§ **What you have to do**
Copy each line in which the string "FLBB" occurs.

§ **Data shown**
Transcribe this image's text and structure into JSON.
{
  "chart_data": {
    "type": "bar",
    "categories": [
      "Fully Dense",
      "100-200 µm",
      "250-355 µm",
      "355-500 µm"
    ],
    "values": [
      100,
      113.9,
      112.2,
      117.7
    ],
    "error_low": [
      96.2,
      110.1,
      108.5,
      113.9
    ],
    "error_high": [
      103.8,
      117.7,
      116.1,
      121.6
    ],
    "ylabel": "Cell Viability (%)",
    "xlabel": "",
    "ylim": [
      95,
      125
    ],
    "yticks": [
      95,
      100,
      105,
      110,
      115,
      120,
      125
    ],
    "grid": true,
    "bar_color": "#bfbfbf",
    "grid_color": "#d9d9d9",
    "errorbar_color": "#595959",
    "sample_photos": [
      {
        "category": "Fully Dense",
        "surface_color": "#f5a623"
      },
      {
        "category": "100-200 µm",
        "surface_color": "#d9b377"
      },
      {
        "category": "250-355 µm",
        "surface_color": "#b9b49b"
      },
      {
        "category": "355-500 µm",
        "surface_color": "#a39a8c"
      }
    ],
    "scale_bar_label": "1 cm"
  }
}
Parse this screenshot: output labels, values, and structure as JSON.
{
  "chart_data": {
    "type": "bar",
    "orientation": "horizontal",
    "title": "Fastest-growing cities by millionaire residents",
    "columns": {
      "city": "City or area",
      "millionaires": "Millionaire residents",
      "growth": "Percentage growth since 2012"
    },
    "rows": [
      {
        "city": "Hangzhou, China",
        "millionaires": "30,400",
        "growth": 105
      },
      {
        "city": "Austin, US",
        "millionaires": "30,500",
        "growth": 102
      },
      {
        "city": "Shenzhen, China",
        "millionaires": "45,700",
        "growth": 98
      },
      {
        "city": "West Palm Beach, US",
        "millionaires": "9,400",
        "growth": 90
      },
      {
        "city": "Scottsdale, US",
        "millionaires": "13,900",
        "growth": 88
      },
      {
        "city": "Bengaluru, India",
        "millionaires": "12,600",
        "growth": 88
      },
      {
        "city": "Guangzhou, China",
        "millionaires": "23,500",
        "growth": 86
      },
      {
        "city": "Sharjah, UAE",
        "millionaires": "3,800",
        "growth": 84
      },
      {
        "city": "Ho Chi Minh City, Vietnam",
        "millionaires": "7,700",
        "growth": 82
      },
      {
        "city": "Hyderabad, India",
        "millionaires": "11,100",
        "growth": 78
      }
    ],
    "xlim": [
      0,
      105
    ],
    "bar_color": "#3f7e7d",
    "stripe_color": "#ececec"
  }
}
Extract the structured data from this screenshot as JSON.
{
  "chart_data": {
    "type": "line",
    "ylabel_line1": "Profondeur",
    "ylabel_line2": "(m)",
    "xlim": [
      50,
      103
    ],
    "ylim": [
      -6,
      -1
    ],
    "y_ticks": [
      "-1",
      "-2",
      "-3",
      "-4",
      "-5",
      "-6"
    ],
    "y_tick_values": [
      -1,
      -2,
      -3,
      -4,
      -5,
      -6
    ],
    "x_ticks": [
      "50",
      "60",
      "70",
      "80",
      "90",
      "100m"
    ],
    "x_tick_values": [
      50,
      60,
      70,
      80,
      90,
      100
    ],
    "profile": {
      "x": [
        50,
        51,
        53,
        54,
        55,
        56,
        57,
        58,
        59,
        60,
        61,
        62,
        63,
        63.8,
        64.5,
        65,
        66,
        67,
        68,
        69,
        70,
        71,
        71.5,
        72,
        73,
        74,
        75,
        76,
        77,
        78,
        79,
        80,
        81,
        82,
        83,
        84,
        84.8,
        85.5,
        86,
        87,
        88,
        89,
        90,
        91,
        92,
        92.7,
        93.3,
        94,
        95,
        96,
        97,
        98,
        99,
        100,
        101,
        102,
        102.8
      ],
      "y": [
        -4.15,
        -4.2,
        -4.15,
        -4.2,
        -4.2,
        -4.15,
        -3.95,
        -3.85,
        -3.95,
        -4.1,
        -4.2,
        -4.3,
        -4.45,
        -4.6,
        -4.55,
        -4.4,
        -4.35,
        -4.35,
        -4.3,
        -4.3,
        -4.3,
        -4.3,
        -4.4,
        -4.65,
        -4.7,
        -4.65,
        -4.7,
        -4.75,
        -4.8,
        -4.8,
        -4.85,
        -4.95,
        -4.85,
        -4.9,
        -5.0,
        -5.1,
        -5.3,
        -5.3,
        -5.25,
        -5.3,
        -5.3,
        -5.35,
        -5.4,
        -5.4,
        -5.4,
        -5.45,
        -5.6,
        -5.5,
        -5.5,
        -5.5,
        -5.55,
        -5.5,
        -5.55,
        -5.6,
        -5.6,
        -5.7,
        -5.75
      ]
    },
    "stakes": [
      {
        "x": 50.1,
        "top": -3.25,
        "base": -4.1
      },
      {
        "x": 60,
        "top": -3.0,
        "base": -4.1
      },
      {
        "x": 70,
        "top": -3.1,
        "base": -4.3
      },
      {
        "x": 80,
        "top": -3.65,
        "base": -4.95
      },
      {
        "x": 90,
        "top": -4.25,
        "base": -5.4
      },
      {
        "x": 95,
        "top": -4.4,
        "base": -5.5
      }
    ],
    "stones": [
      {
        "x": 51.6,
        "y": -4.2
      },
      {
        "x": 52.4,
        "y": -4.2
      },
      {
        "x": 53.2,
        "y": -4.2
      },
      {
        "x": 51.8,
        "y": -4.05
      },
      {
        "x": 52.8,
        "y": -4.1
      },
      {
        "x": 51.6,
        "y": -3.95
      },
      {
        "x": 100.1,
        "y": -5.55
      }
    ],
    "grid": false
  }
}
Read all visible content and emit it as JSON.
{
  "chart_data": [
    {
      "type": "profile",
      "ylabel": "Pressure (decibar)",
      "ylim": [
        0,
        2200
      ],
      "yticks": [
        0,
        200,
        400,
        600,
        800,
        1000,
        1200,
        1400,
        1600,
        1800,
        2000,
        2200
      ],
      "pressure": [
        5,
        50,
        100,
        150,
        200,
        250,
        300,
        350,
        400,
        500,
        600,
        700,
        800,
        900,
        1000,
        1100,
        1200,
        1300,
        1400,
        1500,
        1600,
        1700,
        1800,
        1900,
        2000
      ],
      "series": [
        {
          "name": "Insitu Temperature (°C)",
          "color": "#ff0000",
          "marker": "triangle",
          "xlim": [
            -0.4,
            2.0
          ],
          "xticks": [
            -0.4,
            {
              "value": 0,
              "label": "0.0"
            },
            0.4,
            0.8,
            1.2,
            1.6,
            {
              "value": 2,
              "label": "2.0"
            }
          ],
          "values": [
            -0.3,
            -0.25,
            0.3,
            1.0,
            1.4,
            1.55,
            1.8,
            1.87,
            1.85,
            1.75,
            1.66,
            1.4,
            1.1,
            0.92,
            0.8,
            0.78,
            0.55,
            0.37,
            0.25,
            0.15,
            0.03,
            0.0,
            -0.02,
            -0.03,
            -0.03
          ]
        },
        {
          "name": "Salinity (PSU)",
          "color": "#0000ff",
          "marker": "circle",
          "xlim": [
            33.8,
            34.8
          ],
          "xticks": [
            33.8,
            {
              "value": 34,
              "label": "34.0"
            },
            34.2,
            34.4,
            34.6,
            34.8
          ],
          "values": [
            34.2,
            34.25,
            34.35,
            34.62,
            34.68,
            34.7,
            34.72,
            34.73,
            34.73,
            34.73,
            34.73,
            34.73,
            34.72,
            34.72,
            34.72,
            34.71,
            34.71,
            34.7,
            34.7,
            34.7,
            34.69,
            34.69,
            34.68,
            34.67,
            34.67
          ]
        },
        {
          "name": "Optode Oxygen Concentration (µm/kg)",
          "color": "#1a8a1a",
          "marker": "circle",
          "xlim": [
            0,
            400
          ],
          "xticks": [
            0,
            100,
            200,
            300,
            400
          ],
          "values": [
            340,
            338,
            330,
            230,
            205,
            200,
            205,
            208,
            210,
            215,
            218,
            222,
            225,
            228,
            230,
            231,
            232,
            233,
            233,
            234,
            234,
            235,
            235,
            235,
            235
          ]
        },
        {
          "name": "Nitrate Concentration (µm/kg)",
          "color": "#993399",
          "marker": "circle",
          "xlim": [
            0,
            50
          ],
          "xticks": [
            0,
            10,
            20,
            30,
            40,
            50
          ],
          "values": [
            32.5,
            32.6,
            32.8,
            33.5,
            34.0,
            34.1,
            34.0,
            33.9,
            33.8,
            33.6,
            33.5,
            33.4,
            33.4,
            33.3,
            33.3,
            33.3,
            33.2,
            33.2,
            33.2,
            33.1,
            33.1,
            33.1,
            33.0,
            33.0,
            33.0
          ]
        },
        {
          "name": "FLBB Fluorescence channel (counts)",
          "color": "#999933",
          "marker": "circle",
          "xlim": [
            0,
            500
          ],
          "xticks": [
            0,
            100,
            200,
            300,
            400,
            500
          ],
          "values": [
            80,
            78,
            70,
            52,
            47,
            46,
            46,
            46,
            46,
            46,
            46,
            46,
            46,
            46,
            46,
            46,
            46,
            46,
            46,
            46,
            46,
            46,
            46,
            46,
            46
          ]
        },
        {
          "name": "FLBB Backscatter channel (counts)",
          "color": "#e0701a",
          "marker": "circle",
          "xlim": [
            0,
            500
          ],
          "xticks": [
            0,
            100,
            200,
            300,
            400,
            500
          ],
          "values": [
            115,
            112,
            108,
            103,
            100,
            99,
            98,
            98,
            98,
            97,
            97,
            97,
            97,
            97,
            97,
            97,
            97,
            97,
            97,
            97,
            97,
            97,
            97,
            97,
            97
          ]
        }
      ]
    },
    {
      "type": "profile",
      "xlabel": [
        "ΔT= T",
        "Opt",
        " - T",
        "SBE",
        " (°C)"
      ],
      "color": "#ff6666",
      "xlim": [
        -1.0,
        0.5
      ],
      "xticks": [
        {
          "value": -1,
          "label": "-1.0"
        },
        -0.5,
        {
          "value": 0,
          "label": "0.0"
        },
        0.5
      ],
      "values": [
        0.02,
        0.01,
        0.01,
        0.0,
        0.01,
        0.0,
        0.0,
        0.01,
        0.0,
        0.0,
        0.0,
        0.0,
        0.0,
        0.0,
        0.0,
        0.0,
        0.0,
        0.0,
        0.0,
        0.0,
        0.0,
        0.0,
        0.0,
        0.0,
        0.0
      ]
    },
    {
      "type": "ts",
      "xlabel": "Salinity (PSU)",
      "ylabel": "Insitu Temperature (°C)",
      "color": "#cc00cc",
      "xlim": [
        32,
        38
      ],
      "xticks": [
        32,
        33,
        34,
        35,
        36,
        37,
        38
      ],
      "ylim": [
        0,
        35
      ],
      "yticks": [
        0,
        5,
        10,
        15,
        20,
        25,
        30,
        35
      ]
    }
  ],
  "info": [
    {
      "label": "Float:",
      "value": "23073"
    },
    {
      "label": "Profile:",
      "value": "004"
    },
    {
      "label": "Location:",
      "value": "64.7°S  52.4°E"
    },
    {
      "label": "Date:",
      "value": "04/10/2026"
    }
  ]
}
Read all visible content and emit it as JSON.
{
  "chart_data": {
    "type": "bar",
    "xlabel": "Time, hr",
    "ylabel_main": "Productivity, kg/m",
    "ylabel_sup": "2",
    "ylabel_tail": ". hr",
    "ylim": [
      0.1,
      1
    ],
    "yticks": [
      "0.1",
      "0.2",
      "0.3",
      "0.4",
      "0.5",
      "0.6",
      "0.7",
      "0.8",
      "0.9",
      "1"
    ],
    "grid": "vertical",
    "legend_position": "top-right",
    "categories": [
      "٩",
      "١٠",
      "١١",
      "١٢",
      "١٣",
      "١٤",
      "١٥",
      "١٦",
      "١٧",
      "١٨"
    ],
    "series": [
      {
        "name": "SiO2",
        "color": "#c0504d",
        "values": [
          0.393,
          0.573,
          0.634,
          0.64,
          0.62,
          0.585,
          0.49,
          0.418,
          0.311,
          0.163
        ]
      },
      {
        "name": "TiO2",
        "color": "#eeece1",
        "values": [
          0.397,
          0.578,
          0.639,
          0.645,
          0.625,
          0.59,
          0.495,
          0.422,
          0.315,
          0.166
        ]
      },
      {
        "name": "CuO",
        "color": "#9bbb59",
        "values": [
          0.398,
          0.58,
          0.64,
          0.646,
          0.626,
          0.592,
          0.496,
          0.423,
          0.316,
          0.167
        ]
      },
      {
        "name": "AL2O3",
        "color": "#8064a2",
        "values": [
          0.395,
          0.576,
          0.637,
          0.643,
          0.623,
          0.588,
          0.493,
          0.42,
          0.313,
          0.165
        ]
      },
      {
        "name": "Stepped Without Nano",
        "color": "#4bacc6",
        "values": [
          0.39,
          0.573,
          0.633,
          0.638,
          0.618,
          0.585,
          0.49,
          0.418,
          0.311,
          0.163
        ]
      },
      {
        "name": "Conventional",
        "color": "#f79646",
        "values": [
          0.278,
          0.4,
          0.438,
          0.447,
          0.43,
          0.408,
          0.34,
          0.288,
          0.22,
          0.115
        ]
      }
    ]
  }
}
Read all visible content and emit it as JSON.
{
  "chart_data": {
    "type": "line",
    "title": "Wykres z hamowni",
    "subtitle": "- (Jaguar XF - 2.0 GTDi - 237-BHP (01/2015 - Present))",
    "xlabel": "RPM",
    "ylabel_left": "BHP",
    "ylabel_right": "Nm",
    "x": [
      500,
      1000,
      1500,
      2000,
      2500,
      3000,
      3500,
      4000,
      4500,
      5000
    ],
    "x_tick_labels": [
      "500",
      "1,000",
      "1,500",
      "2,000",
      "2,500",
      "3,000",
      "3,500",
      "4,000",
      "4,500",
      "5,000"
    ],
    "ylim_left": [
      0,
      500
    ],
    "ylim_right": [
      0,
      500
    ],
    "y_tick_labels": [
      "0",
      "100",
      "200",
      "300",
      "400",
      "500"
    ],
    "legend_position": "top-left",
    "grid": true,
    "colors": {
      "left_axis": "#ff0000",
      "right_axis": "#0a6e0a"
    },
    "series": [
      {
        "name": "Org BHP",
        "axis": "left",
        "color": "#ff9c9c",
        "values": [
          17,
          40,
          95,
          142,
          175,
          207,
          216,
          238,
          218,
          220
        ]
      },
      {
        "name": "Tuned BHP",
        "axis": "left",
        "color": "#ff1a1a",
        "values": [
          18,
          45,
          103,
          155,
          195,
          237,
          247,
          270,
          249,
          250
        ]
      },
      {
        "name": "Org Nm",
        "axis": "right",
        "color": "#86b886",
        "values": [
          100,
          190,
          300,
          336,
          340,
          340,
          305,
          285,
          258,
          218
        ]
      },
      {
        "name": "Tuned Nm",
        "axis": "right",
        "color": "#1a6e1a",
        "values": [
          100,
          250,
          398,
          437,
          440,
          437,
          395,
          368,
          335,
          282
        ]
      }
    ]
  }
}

§ **Task output**
          "name": "FLBB Fluorescence channel (counts)",
          "name": "FLBB Backscatter channel (counts)",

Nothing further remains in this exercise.